Short problem
Check every line of the entries for "Média", and copy the lines that hold it.

Supplied material
------------------------

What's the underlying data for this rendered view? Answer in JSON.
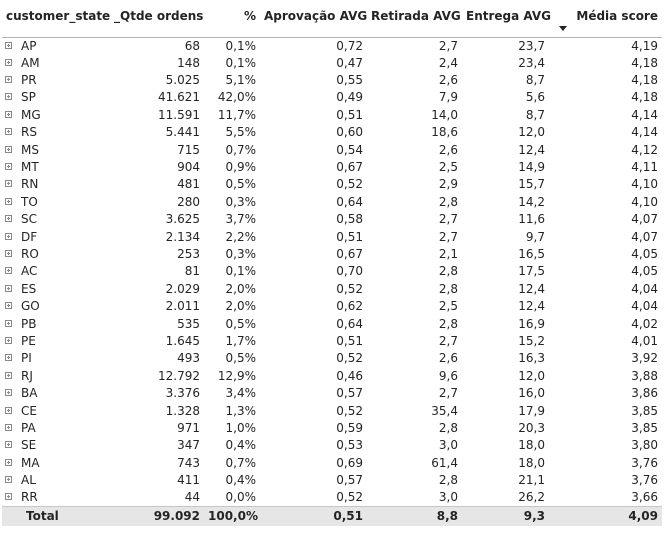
{
  "headers": {
    "state": "customer_state",
    "orders": "_Qtde ordens",
    "pct": "%",
    "approval": "Aprovação AVG",
    "pickup": "Retirada AVG",
    "delivery": "Entrega AVG",
    "score": "Média score"
  },
  "sort": {
    "column": "Média score",
    "direction": "descending"
  },
  "rows": [
    {
      "state": "AP",
      "orders": "68",
      "pct": "0,1%",
      "approval": "0,72",
      "pickup": "2,7",
      "delivery": "23,7",
      "score": "4,19"
    },
    {
      "state": "AM",
      "orders": "148",
      "pct": "0,1%",
      "approval": "0,47",
      "pickup": "2,4",
      "delivery": "23,4",
      "score": "4,18"
    },
    {
      "state": "PR",
      "orders": "5.025",
      "pct": "5,1%",
      "approval": "0,55",
      "pickup": "2,6",
      "delivery": "8,7",
      "score": "4,18"
    },
    {
      "state": "SP",
      "orders": "41.621",
      "pct": "42,0%",
      "approval": "0,49",
      "pickup": "7,9",
      "delivery": "5,6",
      "score": "4,18"
    },
    {
      "state": "MG",
      "orders": "11.591",
      "pct": "11,7%",
      "approval": "0,51",
      "pickup": "14,0",
      "delivery": "8,7",
      "score": "4,14"
    },
    {
      "state": "RS",
      "orders": "5.441",
      "pct": "5,5%",
      "approval": "0,60",
      "pickup": "18,6",
      "delivery": "12,0",
      "score": "4,14"
    },
    {
      "state": "MS",
      "orders": "715",
      "pct": "0,7%",
      "approval": "0,54",
      "pickup": "2,6",
      "delivery": "12,4",
      "score": "4,12"
    },
    {
      "state": "MT",
      "orders": "904",
      "pct": "0,9%",
      "approval": "0,67",
      "pickup": "2,5",
      "delivery": "14,9",
      "score": "4,11"
    },
    {
      "state": "RN",
      "orders": "481",
      "pct": "0,5%",
      "approval": "0,52",
      "pickup": "2,9",
      "delivery": "15,7",
      "score": "4,10"
    },
    {
      "state": "TO",
      "orders": "280",
      "pct": "0,3%",
      "approval": "0,64",
      "pickup": "2,8",
      "delivery": "14,2",
      "score": "4,10"
    },
    {
      "state": "SC",
      "orders": "3.625",
      "pct": "3,7%",
      "approval": "0,58",
      "pickup": "2,7",
      "delivery": "11,6",
      "score": "4,07"
    },
    {
      "state": "DF",
      "orders": "2.134",
      "pct": "2,2%",
      "approval": "0,51",
      "pickup": "2,7",
      "delivery": "9,7",
      "score": "4,07"
    },
    {
      "state": "RO",
      "orders": "253",
      "pct": "0,3%",
      "approval": "0,67",
      "pickup": "2,1",
      "delivery": "16,5",
      "score": "4,05"
    },
    {
      "state": "AC",
      "orders": "81",
      "pct": "0,1%",
      "approval": "0,70",
      "pickup": "2,8",
      "delivery": "17,5",
      "score": "4,05"
    },
    {
      "state": "ES",
      "orders": "2.029",
      "pct": "2,0%",
      "approval": "0,52",
      "pickup": "2,8",
      "delivery": "12,4",
      "score": "4,04"
    },
    {
      "state": "GO",
      "orders": "2.011",
      "pct": "2,0%",
      "approval": "0,62",
      "pickup": "2,5",
      "delivery": "12,4",
      "score": "4,04"
    },
    {
      "state": "PB",
      "orders": "535",
      "pct": "0,5%",
      "approval": "0,64",
      "pickup": "2,8",
      "delivery": "16,9",
      "score": "4,02"
    },
    {
      "state": "PE",
      "orders": "1.645",
      "pct": "1,7%",
      "approval": "0,51",
      "pickup": "2,7",
      "delivery": "15,2",
      "score": "4,01"
    },
    {
      "state": "PI",
      "orders": "493",
      "pct": "0,5%",
      "approval": "0,52",
      "pickup": "2,6",
      "delivery": "16,3",
      "score": "3,92"
    },
    {
      "state": "RJ",
      "orders": "12.792",
      "pct": "12,9%",
      "approval": "0,46",
      "pickup": "9,6",
      "delivery": "12,0",
      "score": "3,88"
    },
    {
      "state": "BA",
      "orders": "3.376",
      "pct": "3,4%",
      "approval": "0,57",
      "pickup": "2,7",
      "delivery": "16,0",
      "score": "3,86"
    },
    {
      "state": "CE",
      "orders": "1.328",
      "pct": "1,3%",
      "approval": "0,52",
      "pickup": "35,4",
      "delivery": "17,9",
      "score": "3,85"
    },
    {
      "state": "PA",
      "orders": "971",
      "pct": "1,0%",
      "approval": "0,59",
      "pickup": "2,8",
      "delivery": "20,3",
      "score": "3,85"
    },
    {
      "state": "SE",
      "orders": "347",
      "pct": "0,4%",
      "approval": "0,53",
      "pickup": "3,0",
      "delivery": "18,0",
      "score": "3,80"
    },
    {
      "state": "MA",
      "orders": "743",
      "pct": "0,7%",
      "approval": "0,69",
      "pickup": "61,4",
      "delivery": "18,0",
      "score": "3,76"
    },
    {
      "state": "AL",
      "orders": "411",
      "pct": "0,4%",
      "approval": "0,57",
      "pickup": "2,8",
      "delivery": "21,1",
      "score": "3,76"
    },
    {
      "state": "RR",
      "orders": "44",
      "pct": "0,0%",
      "approval": "0,52",
      "pickup": "3,0",
      "delivery": "26,2",
      "score": "3,66"
    }
  ],
  "total": {
    "label": "Total",
    "orders": "99.092",
    "pct": "100,0%",
    "approval": "0,51",
    "pickup": "8,8",
    "delivery": "9,3",
    "score": "4,09"
  },
  "colors": {
    "text": "#252423",
    "total_bg": "#e6e6e6",
    "expand_icon": "#8a8886"
  }
}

------------------------

Solution
    "score": "Média score"
    "column": "Média score",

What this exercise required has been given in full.